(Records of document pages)
+ + + + + + +

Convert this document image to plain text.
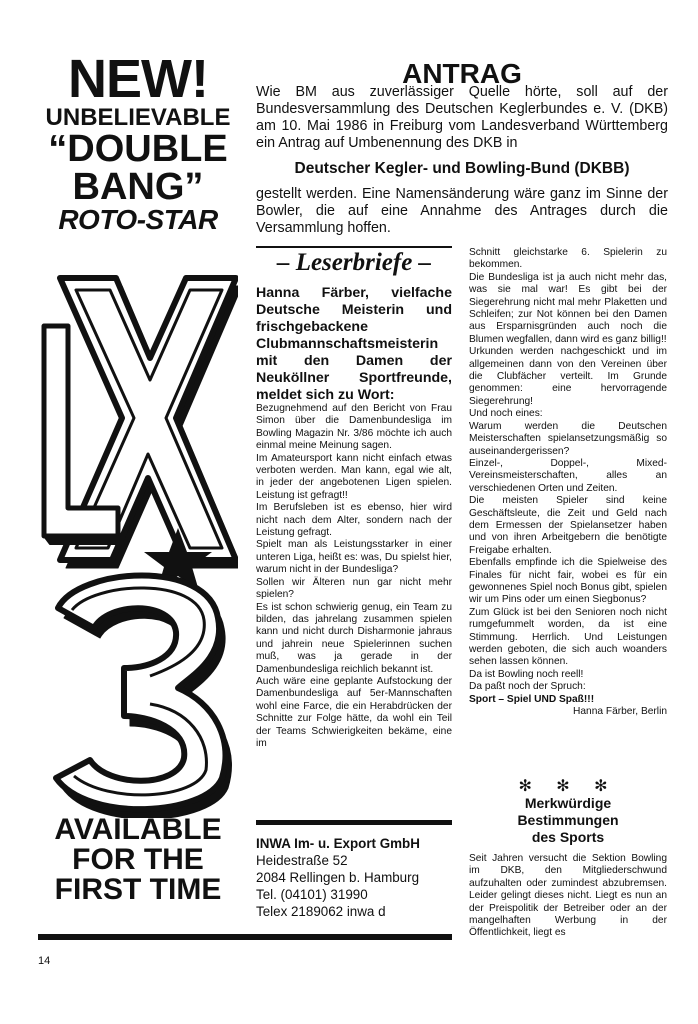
NEW!
UNBELIEVABLE
“DOUBLE
BANG”
ROTO-STAR
AVAILABLE
FOR THE
FIRST TIME
ANTRAG
Wie BM aus zuverlässiger Quelle hörte, soll auf der Bundesversammlung des Deutschen Keglerbundes e. V. (DKB) am 10. Mai 1986 in Freiburg vom Landesverband Württemberg ein Antrag auf Umbenennung des DKB in
Deutscher Kegler- und Bowling-Bund (DKBB)
gestellt werden. Eine Namensänderung wäre ganz im Sinne der Bowler, die auf eine Annahme des Antrages durch die Versammlung hoffen.
– Leserbriefe –
Hanna Färber, vielfache Deutsche Meisterin und frischgebackene Clubmannschaftsmeisterin mit den Damen der Neuköllner Sportfreunde, meldet sich zu Wort:

Bezugnehmend auf den Bericht von Frau Simon über die Damenbundesliga im Bowling Magazin Nr. 3/86 möchte ich auch einmal meine Meinung sagen.

Im Amateursport kann nicht einfach etwas verboten werden. Man kann, egal wie alt, in jeder der angebotenen Ligen spielen. Leistung ist gefragt!!

Im Berufsleben ist es ebenso, hier wird nicht nach dem Alter, sondern nach der Leistung gefragt.

Spielt man als Leistungsstarker in einer unteren Liga, heißt es: was, Du spielst hier, warum nicht in der Bundesliga?

Sollen wir Älteren nun gar nicht mehr spielen?

Es ist schon schwierig genug, ein Team zu bilden, das jahrelang zusammen spielen kann und nicht durch Disharmonie jahraus und jahrein neue Spielerinnen suchen muß, was ja gerade in der Damenbundesliga reichlich bekannt ist.

Auch wäre eine geplante Aufstockung der Damenbundesliga auf 5er-Mannschaften wohl eine Farce, die ein Herabdrücken der Schnitte zur Folge hätte, da wohl ein Teil der Teams Schwierigkeiten bekäme, eine im

INWA Im- u. Export GmbH
Heidestraße 52
2084 Rellingen b. Hamburg
Tel. (04101) 31990
Telex 2189062 inwa d

Schnitt gleichstarke 6. Spielerin zu bekommen.

Die Bundesliga ist ja auch nicht mehr das, was sie mal war! Es gibt bei der Siegerehrung nicht mal mehr Plaketten und Schleifen; zur Not können bei den Damen aus Ersparnisgründen auch noch die Blumen wegfallen, dann wird es ganz billig!!

Urkunden werden nachgeschickt und im allgemeinen dann von den Vereinen über die Clubfächer verteilt. Im Grunde genommen: eine hervorragende Siegerehrung!

Und noch eines:

Warum werden die Deutschen Meisterschaften spielansetzungsmäßig so auseinandergerissen?

Einzel-, Doppel-, Mixed-Vereinsmeisterschaften, alles an verschiedenen Orten und Zeiten.

Die meisten Spieler sind keine Geschäftsleute, die Zeit und Geld nach dem Ermessen der Spielansetzer haben und von ihren Arbeitgebern die benötigte Freigabe erhalten.

Ebenfalls empfinde ich die Spielweise des Finales für nicht fair, wobei es für ein gewonnenes Spiel noch Bonus gibt, spielen wir um Pins oder um einen Siegbonus?

Zum Glück ist bei den Senioren noch nicht rumgefummelt worden, da ist eine Stimmung. Herrlich. Und Leistungen werden geboten, die sich auch woanders sehen lassen können.

Da ist Bowling noch reell!

Da paßt noch der Spruch:

Sport – Spiel UND Spaß!!!

Hanna Färber, Berlin

✻ ✻ ✻
Merkwürdige
Bestimmungen
des Sports
Seit Jahren versucht die Sektion Bowling im DKB, den Mitgliederschwund aufzuhalten oder zumindest abzubremsen. Leider gelingt dieses nicht. Liegt es nun an der Preispolitik der Betreiber oder an der mangelhaften Werbung in der Öffentlichkeit, liegt es
14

+ + + + + + +

• **Problem details**:
The lines holding the word "hier" are the answer. Find them in the entries and copy them.

• **Written response**:
Im Berufsleben ist es ebenso, hier wird nicht nach dem Alter, sondern nach der Leistung gefragt.
Spielt man als Leistungsstarker in einer unteren Liga, heißt es: was, Du spielst hier, warum nicht in der Bundesliga?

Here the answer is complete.